Stated exercise
Reproduce all of the data below without alteration; exclude every picture.

Dataset excerpt:
================================

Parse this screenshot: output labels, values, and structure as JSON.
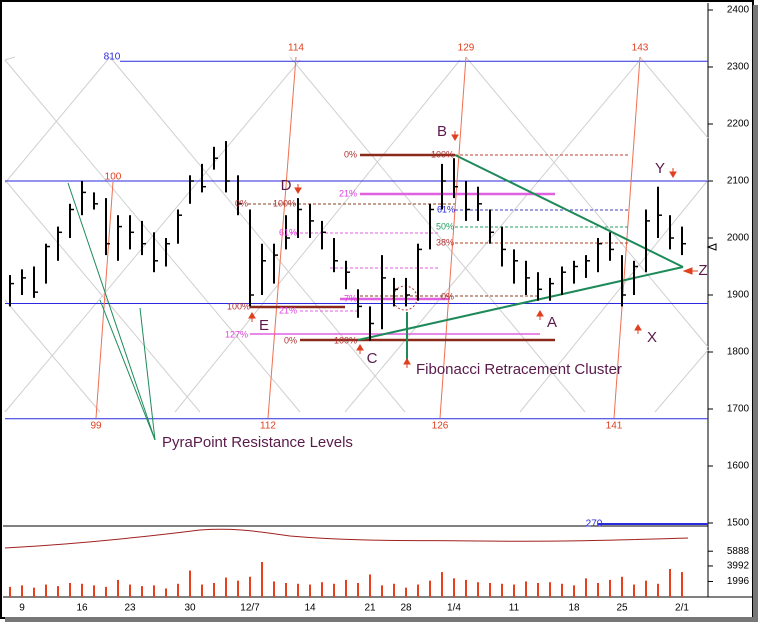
{
  "chart_data": {
    "type": "ohlc",
    "categories": [
      null,
      "9",
      null,
      null,
      null,
      null,
      "16",
      null,
      null,
      null,
      "23",
      null,
      null,
      null,
      null,
      "30",
      null,
      null,
      null,
      null,
      "12/7",
      null,
      null,
      null,
      null,
      "14",
      null,
      null,
      null,
      null,
      "21",
      null,
      null,
      "28",
      null,
      null,
      null,
      "1/4",
      null,
      null,
      null,
      null,
      "11",
      null,
      null,
      null,
      null,
      "18",
      null,
      null,
      null,
      "25",
      null,
      null,
      null,
      null,
      "2/1"
    ],
    "high": [
      1935,
      1945,
      1950,
      1990,
      2020,
      2060,
      2100,
      2080,
      2070,
      2040,
      2040,
      2030,
      2010,
      2000,
      2050,
      2110,
      2130,
      2160,
      2170,
      2110,
      2050,
      1990,
      1990,
      2040,
      2070,
      2060,
      2030,
      2000,
      1960,
      1910,
      1880,
      1970,
      1930,
      1930,
      1990,
      2060,
      2130,
      2140,
      2100,
      2090,
      2050,
      2020,
      1980,
      1960,
      1940,
      1930,
      1950,
      1960,
      1970,
      2000,
      2010,
      1970,
      1960,
      2050,
      2090,
      2040,
      2020
    ],
    "low": [
      1880,
      1900,
      1895,
      1920,
      1960,
      2000,
      2040,
      2050,
      1970,
      1960,
      1980,
      1970,
      1940,
      1950,
      1990,
      2060,
      2080,
      2120,
      2080,
      2040,
      1880,
      1900,
      1920,
      1980,
      2000,
      2000,
      1980,
      1940,
      1910,
      1860,
      1820,
      1840,
      1880,
      1880,
      1890,
      1980,
      2050,
      2070,
      2030,
      2030,
      1990,
      1950,
      1920,
      1900,
      1890,
      1890,
      1900,
      1920,
      1930,
      1940,
      1960,
      1880,
      1900,
      1940,
      2000,
      1980,
      1970
    ],
    "close": [
      1920,
      1930,
      1905,
      1985,
      2010,
      2050,
      2080,
      2060,
      1990,
      2020,
      2010,
      1990,
      1960,
      1990,
      2040,
      2100,
      2090,
      2140,
      2100,
      2060,
      1900,
      1960,
      1970,
      2000,
      2050,
      2030,
      2010,
      1960,
      1940,
      1880,
      1850,
      1930,
      1910,
      1900,
      1980,
      2050,
      2100,
      2090,
      2050,
      2060,
      2010,
      1980,
      1960,
      1930,
      1910,
      1920,
      1940,
      1950,
      1960,
      1990,
      1980,
      1900,
      1950,
      2030,
      2040,
      2000,
      1990
    ],
    "volume": [
      1300,
      1500,
      1200,
      1600,
      1400,
      1800,
      1700,
      1500,
      1300,
      2200,
      1600,
      1400,
      1500,
      1100,
      1700,
      3400,
      1600,
      1800,
      2500,
      2100,
      2600,
      4500,
      2000,
      1800,
      1700,
      1600,
      1900,
      1700,
      2200,
      1800,
      2900,
      1500,
      1700,
      1200,
      1600,
      2100,
      3200,
      2400,
      2200,
      1900,
      1800,
      1700,
      1600,
      2000,
      1800,
      1900,
      1700,
      1500,
      2400,
      1800,
      2200,
      2600,
      1600,
      2100,
      1700,
      3600,
      3200
    ],
    "ylim": [
      1500,
      2400
    ],
    "yticks": [
      1500,
      1600,
      1700,
      1800,
      1900,
      2000,
      2100,
      2200,
      2300,
      2400
    ],
    "volume_ylim": [
      0,
      9000
    ],
    "volume_ticks": [
      1996,
      3992,
      5888
    ],
    "levels": [
      2310,
      2100,
      1885,
      1683
    ],
    "bar_color": "#000000",
    "volume_color": "#e8401c",
    "annotations": [
      "810",
      "114",
      "129",
      "143",
      "100",
      "99",
      "112",
      "126",
      "141",
      "270",
      "B",
      "D",
      "Y",
      "Z",
      "E",
      "C",
      "A",
      "X",
      "Fibonacci Retracement Cluster",
      "PyraPoint Resistance Levels",
      "0%",
      "100%",
      "21%",
      "0%",
      "100%",
      "61%",
      "100%",
      "21%",
      "127%",
      "0%",
      "100%",
      "7%",
      "0%",
      "61%",
      "50%",
      "38%"
    ]
  }
}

================================

Solution for this exercise
Parse this screenshot: output labels, values, and structure as JSON.
{
  "chart_data": {
    "type": "ohlc",
    "categories": [
      null,
      "9",
      null,
      null,
      null,
      null,
      "16",
      null,
      null,
      null,
      "23",
      null,
      null,
      null,
      null,
      "30",
      null,
      null,
      null,
      null,
      "12/7",
      null,
      null,
      null,
      null,
      "14",
      null,
      null,
      null,
      null,
      "21",
      null,
      null,
      "28",
      null,
      null,
      null,
      "1/4",
      null,
      null,
      null,
      null,
      "11",
      null,
      null,
      null,
      null,
      "18",
      null,
      null,
      null,
      "25",
      null,
      null,
      null,
      null,
      "2/1"
    ],
    "high": [
      1935,
      1945,
      1950,
      1990,
      2020,
      2060,
      2100,
      2080,
      2070,
      2040,
      2040,
      2030,
      2010,
      2000,
      2050,
      2110,
      2130,
      2160,
      2170,
      2110,
      2050,
      1990,
      1990,
      2040,
      2070,
      2060,
      2030,
      2000,
      1960,
      1910,
      1880,
      1970,
      1930,
      1930,
      1990,
      2060,
      2130,
      2140,
      2100,
      2090,
      2050,
      2020,
      1980,
      1960,
      1940,
      1930,
      1950,
      1960,
      1970,
      2000,
      2010,
      1970,
      1960,
      2050,
      2090,
      2040,
      2020
    ],
    "low": [
      1880,
      1900,
      1895,
      1920,
      1960,
      2000,
      2040,
      2050,
      1970,
      1960,
      1980,
      1970,
      1940,
      1950,
      1990,
      2060,
      2080,
      2120,
      2080,
      2040,
      1880,
      1900,
      1920,
      1980,
      2000,
      2000,
      1980,
      1940,
      1910,
      1860,
      1820,
      1840,
      1880,
      1880,
      1890,
      1980,
      2050,
      2070,
      2030,
      2030,
      1990,
      1950,
      1920,
      1900,
      1890,
      1890,
      1900,
      1920,
      1930,
      1940,
      1960,
      1880,
      1900,
      1940,
      2000,
      1980,
      1970
    ],
    "close": [
      1920,
      1930,
      1905,
      1985,
      2010,
      2050,
      2080,
      2060,
      1990,
      2020,
      2010,
      1990,
      1960,
      1990,
      2040,
      2100,
      2090,
      2140,
      2100,
      2060,
      1900,
      1960,
      1970,
      2000,
      2050,
      2030,
      2010,
      1960,
      1940,
      1880,
      1850,
      1930,
      1910,
      1900,
      1980,
      2050,
      2100,
      2090,
      2050,
      2060,
      2010,
      1980,
      1960,
      1930,
      1910,
      1920,
      1940,
      1950,
      1960,
      1990,
      1980,
      1900,
      1950,
      2030,
      2040,
      2000,
      1990
    ],
    "volume": [
      1300,
      1500,
      1200,
      1600,
      1400,
      1800,
      1700,
      1500,
      1300,
      2200,
      1600,
      1400,
      1500,
      1100,
      1700,
      3400,
      1600,
      1800,
      2500,
      2100,
      2600,
      4500,
      2000,
      1800,
      1700,
      1600,
      1900,
      1700,
      2200,
      1800,
      2900,
      1500,
      1700,
      1200,
      1600,
      2100,
      3200,
      2400,
      2200,
      1900,
      1800,
      1700,
      1600,
      2000,
      1800,
      1900,
      1700,
      1500,
      2400,
      1800,
      2200,
      2600,
      1600,
      2100,
      1700,
      3600,
      3200
    ],
    "ylim": [
      1500,
      2400
    ],
    "yticks": [
      1500,
      1600,
      1700,
      1800,
      1900,
      2000,
      2100,
      2200,
      2300,
      2400
    ],
    "volume_ylim": [
      0,
      9000
    ],
    "volume_ticks": [
      1996,
      3992,
      5888
    ],
    "levels": [
      2310,
      2100,
      1885,
      1683
    ],
    "bar_color": "#000000",
    "volume_color": "#e8401c",
    "annotations": [
      "810",
      "114",
      "129",
      "143",
      "100",
      "99",
      "112",
      "126",
      "141",
      "270",
      "B",
      "D",
      "Y",
      "Z",
      "E",
      "C",
      "A",
      "X",
      "Fibonacci Retracement Cluster",
      "PyraPoint Resistance Levels",
      "0%",
      "100%",
      "21%",
      "0%",
      "100%",
      "61%",
      "100%",
      "21%",
      "127%",
      "0%",
      "100%",
      "7%",
      "0%",
      "61%",
      "50%",
      "38%"
    ]
  }
}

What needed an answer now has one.